Records from a dataset:
━━━━━━━━

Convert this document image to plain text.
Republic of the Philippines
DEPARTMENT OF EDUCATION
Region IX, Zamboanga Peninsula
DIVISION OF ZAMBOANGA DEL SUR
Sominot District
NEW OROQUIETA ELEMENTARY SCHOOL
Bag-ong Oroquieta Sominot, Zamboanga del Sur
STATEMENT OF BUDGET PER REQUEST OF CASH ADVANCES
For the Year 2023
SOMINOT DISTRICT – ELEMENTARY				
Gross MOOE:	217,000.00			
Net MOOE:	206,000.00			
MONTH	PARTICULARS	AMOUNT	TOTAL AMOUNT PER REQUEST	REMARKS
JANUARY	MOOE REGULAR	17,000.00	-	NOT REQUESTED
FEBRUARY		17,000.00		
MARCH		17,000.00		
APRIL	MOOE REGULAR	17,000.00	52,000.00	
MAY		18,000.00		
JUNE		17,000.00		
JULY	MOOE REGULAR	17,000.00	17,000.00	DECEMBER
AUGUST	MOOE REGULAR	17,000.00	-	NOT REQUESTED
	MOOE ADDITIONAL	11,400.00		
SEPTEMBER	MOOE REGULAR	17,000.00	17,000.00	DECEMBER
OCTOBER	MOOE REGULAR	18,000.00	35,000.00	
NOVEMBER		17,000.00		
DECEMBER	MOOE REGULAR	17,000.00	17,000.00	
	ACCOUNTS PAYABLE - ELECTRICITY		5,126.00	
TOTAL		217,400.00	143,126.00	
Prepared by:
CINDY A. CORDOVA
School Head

━━━━━━━━

EXERCISE REQUIREMENTS -
Copy each record from above without leaving any out.

ANSWER TO THIS TASK -
Convert this document image to plain text.
Republic of the Philippines
DEPARTMENT OF EDUCATION
Region IX, Zamboanga Peninsula
DIVISION OF ZAMBOANGA DEL SUR
Sominot District
NEW OROQUIETA ELEMENTARY SCHOOL
Bag-ong Oroquieta Sominot, Zamboanga del Sur
STATEMENT OF BUDGET PER REQUEST OF CASH ADVANCES
For the Year 2023
SOMINOT DISTRICT – ELEMENTARY				
Gross MOOE:	217,000.00			
Net MOOE:	206,000.00			
MONTH	PARTICULARS	AMOUNT	TOTAL AMOUNT PER REQUEST	REMARKS
JANUARY	MOOE REGULAR	17,000.00	-	NOT REQUESTED
FEBRUARY		17,000.00		
MARCH		17,000.00		
APRIL	MOOE REGULAR	17,000.00	52,000.00	
MAY		18,000.00		
JUNE		17,000.00		
JULY	MOOE REGULAR	17,000.00	17,000.00	DECEMBER
AUGUST	MOOE REGULAR	17,000.00	-	NOT REQUESTED
	MOOE ADDITIONAL	11,400.00		
SEPTEMBER	MOOE REGULAR	17,000.00	17,000.00	DECEMBER
OCTOBER	MOOE REGULAR	18,000.00	35,000.00	
NOVEMBER		17,000.00		
DECEMBER	MOOE REGULAR	17,000.00	17,000.00	
	ACCOUNTS PAYABLE - ELECTRICITY		5,126.00	
TOTAL		217,400.00	143,126.00	
Prepared by:
CINDY A. CORDOVA
School Head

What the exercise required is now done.